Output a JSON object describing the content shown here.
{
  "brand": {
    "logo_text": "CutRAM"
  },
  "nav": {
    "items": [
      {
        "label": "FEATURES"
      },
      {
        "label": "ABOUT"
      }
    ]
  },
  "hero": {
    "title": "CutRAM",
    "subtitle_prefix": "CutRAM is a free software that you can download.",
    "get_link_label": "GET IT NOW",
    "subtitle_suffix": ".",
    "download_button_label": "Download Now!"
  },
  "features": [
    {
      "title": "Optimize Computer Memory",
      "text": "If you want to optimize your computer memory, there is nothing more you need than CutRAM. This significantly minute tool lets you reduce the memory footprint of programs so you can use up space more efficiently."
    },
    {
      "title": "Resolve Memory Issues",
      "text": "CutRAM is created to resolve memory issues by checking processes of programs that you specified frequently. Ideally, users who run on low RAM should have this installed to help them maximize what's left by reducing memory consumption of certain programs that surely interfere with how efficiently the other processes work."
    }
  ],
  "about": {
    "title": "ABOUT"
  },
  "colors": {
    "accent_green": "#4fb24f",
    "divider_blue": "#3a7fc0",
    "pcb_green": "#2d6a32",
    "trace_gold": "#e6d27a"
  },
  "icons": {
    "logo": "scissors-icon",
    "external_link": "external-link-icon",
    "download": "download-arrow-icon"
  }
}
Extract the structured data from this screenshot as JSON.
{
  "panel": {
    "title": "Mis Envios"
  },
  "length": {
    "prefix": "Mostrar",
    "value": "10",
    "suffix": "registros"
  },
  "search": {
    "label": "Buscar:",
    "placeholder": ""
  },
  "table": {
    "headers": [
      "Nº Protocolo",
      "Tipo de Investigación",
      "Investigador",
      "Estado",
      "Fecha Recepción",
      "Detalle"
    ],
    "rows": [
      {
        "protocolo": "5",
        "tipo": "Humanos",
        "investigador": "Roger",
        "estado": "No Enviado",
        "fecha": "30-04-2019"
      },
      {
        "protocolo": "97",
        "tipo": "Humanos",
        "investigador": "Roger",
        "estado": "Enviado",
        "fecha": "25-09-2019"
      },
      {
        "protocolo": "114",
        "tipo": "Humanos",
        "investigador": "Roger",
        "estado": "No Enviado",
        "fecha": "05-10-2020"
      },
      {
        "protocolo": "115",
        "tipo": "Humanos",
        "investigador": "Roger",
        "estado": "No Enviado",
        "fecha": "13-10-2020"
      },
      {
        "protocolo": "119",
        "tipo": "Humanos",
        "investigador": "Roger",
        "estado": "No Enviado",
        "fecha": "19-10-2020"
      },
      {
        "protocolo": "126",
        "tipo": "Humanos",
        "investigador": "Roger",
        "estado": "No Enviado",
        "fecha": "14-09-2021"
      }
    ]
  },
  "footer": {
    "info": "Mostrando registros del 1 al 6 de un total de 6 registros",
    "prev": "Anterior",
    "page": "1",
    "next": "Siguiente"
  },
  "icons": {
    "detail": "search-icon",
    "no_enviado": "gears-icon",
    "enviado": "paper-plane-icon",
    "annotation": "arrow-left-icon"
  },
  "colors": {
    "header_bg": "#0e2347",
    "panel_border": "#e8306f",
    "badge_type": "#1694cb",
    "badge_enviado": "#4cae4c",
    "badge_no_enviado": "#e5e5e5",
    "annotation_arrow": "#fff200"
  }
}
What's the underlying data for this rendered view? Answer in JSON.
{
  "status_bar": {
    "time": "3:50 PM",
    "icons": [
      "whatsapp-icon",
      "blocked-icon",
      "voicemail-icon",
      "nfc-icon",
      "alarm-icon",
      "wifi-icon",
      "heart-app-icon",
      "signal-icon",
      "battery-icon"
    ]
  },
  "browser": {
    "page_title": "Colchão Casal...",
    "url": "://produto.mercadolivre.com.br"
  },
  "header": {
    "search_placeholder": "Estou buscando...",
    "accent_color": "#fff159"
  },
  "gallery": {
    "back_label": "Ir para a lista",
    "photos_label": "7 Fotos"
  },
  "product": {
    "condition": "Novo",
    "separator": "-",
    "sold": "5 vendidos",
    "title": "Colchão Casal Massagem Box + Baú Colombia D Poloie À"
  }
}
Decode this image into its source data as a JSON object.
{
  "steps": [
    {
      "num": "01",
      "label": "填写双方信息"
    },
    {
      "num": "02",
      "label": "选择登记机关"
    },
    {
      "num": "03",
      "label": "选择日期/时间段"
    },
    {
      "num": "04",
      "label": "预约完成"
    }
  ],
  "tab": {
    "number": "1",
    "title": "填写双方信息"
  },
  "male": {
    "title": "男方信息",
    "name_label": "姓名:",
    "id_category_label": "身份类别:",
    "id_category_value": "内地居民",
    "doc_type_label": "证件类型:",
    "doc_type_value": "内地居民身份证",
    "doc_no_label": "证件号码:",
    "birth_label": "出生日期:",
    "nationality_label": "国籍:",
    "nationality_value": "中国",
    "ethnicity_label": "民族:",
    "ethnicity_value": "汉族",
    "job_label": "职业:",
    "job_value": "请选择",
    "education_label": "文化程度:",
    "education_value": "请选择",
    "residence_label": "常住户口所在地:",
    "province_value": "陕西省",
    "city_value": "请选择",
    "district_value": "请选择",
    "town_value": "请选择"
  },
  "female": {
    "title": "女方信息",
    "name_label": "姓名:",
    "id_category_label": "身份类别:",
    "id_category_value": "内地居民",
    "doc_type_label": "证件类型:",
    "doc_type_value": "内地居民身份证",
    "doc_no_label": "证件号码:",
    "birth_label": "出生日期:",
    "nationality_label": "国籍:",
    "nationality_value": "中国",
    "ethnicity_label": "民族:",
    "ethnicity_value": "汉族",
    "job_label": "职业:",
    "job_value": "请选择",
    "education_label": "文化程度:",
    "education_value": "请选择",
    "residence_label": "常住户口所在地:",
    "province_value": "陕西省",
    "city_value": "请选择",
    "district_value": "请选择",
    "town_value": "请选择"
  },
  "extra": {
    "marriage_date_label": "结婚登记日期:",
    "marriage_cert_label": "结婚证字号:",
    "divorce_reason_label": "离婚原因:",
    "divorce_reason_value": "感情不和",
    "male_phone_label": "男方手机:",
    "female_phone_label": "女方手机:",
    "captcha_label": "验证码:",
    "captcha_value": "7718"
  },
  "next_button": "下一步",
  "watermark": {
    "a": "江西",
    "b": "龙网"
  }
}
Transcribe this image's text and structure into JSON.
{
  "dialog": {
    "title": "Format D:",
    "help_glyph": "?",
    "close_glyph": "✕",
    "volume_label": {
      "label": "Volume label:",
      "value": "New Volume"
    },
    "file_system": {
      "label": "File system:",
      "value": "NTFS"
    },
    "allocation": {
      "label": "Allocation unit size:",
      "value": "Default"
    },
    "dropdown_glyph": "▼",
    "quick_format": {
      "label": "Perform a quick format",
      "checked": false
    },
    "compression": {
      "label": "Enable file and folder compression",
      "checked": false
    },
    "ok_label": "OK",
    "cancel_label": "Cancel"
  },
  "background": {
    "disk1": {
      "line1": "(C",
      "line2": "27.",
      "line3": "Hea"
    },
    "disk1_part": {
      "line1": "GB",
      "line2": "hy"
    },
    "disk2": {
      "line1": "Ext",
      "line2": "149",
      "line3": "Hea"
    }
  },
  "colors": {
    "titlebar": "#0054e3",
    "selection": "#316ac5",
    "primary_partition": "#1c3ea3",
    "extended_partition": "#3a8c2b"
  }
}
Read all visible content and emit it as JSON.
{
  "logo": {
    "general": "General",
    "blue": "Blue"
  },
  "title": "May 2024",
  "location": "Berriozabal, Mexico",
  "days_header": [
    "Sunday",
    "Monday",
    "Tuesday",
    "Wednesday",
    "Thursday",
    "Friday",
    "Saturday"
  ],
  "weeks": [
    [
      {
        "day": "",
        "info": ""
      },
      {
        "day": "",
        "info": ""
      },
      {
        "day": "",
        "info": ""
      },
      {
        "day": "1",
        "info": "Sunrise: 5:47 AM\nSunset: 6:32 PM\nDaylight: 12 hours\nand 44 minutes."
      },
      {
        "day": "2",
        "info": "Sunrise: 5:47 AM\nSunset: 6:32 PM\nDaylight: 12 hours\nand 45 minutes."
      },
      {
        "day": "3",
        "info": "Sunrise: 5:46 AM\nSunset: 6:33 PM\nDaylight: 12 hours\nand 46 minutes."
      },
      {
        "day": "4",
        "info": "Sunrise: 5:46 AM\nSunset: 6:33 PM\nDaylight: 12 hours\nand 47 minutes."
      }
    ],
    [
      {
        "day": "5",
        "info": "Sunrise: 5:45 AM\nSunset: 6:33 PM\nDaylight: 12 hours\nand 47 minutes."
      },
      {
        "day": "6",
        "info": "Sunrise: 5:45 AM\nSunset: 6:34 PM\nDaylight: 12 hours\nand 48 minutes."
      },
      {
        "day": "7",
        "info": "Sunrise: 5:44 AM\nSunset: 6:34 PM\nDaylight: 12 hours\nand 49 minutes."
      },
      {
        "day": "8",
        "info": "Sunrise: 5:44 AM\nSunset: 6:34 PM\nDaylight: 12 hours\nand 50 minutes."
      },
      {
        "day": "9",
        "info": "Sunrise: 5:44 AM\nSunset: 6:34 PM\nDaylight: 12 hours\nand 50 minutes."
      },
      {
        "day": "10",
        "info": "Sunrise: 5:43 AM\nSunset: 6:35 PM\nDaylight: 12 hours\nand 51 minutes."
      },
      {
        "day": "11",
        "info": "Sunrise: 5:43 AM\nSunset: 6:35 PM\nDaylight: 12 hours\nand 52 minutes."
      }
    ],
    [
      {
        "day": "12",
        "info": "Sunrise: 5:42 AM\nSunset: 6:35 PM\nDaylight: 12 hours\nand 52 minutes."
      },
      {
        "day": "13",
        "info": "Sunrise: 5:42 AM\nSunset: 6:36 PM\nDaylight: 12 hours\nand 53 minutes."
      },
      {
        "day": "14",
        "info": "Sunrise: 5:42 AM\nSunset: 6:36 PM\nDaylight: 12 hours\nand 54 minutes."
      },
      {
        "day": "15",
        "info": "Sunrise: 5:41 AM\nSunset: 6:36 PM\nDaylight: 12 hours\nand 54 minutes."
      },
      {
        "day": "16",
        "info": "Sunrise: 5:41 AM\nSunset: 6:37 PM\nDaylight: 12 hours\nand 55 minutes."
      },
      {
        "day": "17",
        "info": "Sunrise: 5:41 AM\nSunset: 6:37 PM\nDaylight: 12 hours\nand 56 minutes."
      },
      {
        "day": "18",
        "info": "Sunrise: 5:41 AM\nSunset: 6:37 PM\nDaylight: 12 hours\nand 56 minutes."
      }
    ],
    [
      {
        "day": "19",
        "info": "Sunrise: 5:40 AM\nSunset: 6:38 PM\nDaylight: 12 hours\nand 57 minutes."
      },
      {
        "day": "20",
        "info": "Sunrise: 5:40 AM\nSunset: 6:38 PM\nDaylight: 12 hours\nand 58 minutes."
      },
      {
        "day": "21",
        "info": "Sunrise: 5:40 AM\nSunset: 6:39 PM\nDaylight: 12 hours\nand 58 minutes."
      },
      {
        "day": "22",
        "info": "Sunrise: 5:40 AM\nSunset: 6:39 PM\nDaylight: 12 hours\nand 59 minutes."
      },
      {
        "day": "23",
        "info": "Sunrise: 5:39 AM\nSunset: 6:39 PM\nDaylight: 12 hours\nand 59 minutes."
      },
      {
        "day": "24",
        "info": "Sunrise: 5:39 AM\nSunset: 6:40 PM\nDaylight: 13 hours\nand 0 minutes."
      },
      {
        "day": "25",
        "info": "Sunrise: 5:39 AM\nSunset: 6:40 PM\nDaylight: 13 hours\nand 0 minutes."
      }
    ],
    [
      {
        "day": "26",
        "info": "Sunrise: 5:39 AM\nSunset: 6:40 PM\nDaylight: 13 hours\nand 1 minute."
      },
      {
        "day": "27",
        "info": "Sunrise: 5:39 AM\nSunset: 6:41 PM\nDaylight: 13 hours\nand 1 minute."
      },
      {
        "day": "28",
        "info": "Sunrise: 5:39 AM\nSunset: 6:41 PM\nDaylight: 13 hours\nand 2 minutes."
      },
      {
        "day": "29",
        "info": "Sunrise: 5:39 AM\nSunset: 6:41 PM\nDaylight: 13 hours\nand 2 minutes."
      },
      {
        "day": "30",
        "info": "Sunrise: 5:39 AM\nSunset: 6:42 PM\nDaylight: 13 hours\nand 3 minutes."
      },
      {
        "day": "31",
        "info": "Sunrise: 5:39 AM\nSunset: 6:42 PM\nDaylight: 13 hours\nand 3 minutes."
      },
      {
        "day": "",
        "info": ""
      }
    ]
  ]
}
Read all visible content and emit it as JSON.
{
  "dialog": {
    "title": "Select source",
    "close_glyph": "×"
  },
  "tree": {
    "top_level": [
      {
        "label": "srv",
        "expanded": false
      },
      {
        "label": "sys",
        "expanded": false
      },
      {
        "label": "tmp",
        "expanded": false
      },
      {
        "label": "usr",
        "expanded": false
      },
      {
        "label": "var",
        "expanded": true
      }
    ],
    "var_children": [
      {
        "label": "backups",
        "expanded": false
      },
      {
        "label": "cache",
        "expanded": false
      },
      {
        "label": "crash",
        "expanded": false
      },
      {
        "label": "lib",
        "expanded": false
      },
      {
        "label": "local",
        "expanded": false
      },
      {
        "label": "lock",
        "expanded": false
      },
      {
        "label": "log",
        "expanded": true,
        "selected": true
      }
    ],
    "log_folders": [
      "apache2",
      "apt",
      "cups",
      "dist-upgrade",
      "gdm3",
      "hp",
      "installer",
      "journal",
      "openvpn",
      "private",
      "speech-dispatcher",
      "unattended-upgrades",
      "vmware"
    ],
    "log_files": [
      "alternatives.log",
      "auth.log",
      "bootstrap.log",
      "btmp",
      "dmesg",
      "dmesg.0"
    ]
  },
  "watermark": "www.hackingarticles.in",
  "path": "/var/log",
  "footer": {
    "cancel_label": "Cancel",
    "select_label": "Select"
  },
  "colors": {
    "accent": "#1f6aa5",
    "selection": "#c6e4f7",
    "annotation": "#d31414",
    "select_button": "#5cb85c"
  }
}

────────

How many lines of these entries contain "source"? Answer with the number and nothing else.

2